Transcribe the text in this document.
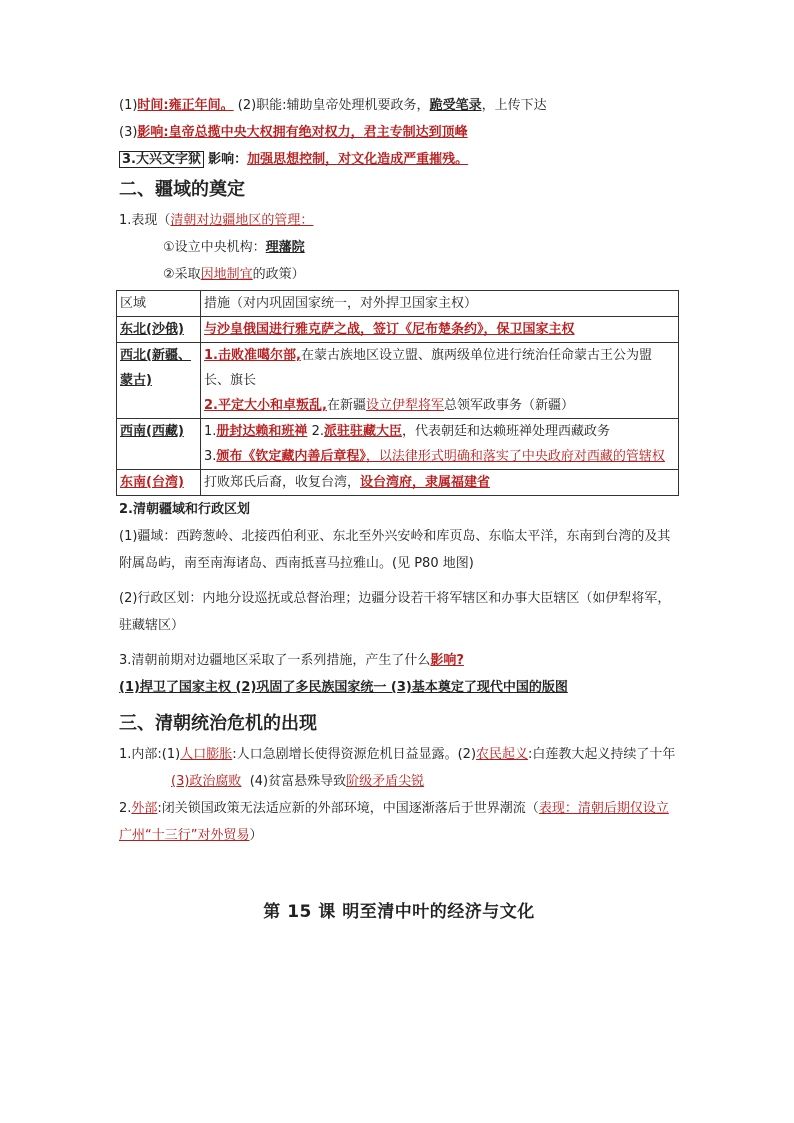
(1)时间:雍正年间。 (2)职能:辅助皇帝处理机要政务，跪受笔录，上传下达
(3)影响:皇帝总揽中央大权拥有绝对权力，君主专制达到顶峰
3.大兴文字狱 影响：加强思想控制，对文化造成严重摧残。
二、疆域的奠定
1.表现（清朝对边疆地区的管理：
①设立中央机构：理藩院
②采取因地制宜的政策）
区域	措施（对内巩固国家统一，对外捍卫国家主权）
东北(沙俄)	与沙皇俄国进行雅克萨之战，签订《尼布楚条约》，保卫国家主权
西北(新疆、蒙古)	1.击败准噶尔部,在蒙古族地区设立盟、旗两级单位进行统治任命蒙古王公为盟长、旗长
2.平定大小和卓叛乱,在新疆设立伊犁将军总领军政事务（新疆）

西南(西藏)	1.册封达赖和班禅 2.派驻驻藏大臣，代表朝廷和达赖班禅处理西藏政务
3.颁布《钦定藏内善后章程》，以法律形式明确和落实了中央政府对西藏的管辖权

东南(台湾)	打败郑氏后裔，收复台湾，设台湾府，隶属福建省
2.清朝疆域和行政区划
(1)疆域：西跨葱岭、北接西伯利亚、东北至外兴安岭和库页岛、东临太平洋，东南到台湾的及其附属岛屿，南至南海诸岛、西南抵喜马拉雅山。(见 P80 地图)
(2)行政区划：内地分设巡抚或总督治理；边疆分设若干将军辖区和办事大臣辖区（如伊犁将军，驻藏辖区）
3.清朝前期对边疆地区采取了一系列措施，产生了什么影响?
(1)捍卫了国家主权 (2)巩固了多民族国家统一 (3)基本奠定了现代中国的版图
三、清朝统治危机的出现
1.内部:(1)人口膨胀:人口急剧增长使得资源危机日益显露。(2)农民起义:白莲教大起义持续了十年
(3)政治腐败 (4)贫富悬殊导致阶级矛盾尖锐
2.外部:闭关锁国政策无法适应新的外部环境，中国逐渐落后于世界潮流（表现：清朝后期仅设立广州“十三行”对外贸易）
第 15 课 明至清中叶的经济与文化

▸ The problem: Pictures in the records must not appear in the copy; transcribe everything else precisely.

▸ Output for this task:
Transcribe the text in this document.
(1)时间:雍正年间。 (2)职能:辅助皇帝处理机要政务，跪受笔录，上传下达
(3)影响:皇帝总揽中央大权拥有绝对权力，君主专制达到顶峰
3.大兴文字狱 影响：加强思想控制，对文化造成严重摧残。
二、疆域的奠定
1.表现（清朝对边疆地区的管理：
①设立中央机构：理藩院
②采取因地制宜的政策）
区域	措施（对内巩固国家统一，对外捍卫国家主权）
东北(沙俄)	与沙皇俄国进行雅克萨之战，签订《尼布楚条约》，保卫国家主权
西北(新疆、蒙古)	1.击败准噶尔部,在蒙古族地区设立盟、旗两级单位进行统治任命蒙古王公为盟长、旗长
2.平定大小和卓叛乱,在新疆设立伊犁将军总领军政事务（新疆）

西南(西藏)	1.册封达赖和班禅 2.派驻驻藏大臣，代表朝廷和达赖班禅处理西藏政务
3.颁布《钦定藏内善后章程》，以法律形式明确和落实了中央政府对西藏的管辖权

东南(台湾)	打败郑氏后裔，收复台湾，设台湾府，隶属福建省
2.清朝疆域和行政区划
(1)疆域：西跨葱岭、北接西伯利亚、东北至外兴安岭和库页岛、东临太平洋，东南到台湾的及其附属岛屿，南至南海诸岛、西南抵喜马拉雅山。(见 P80 地图)
(2)行政区划：内地分设巡抚或总督治理；边疆分设若干将军辖区和办事大臣辖区（如伊犁将军，驻藏辖区）
3.清朝前期对边疆地区采取了一系列措施，产生了什么影响?
(1)捍卫了国家主权 (2)巩固了多民族国家统一 (3)基本奠定了现代中国的版图
三、清朝统治危机的出现
1.内部:(1)人口膨胀:人口急剧增长使得资源危机日益显露。(2)农民起义:白莲教大起义持续了十年
(3)政治腐败 (4)贫富悬殊导致阶级矛盾尖锐
2.外部:闭关锁国政策无法适应新的外部环境，中国逐渐落后于世界潮流（表现：清朝后期仅设立广州“十三行”对外贸易）
第 15 课 明至清中叶的经济与文化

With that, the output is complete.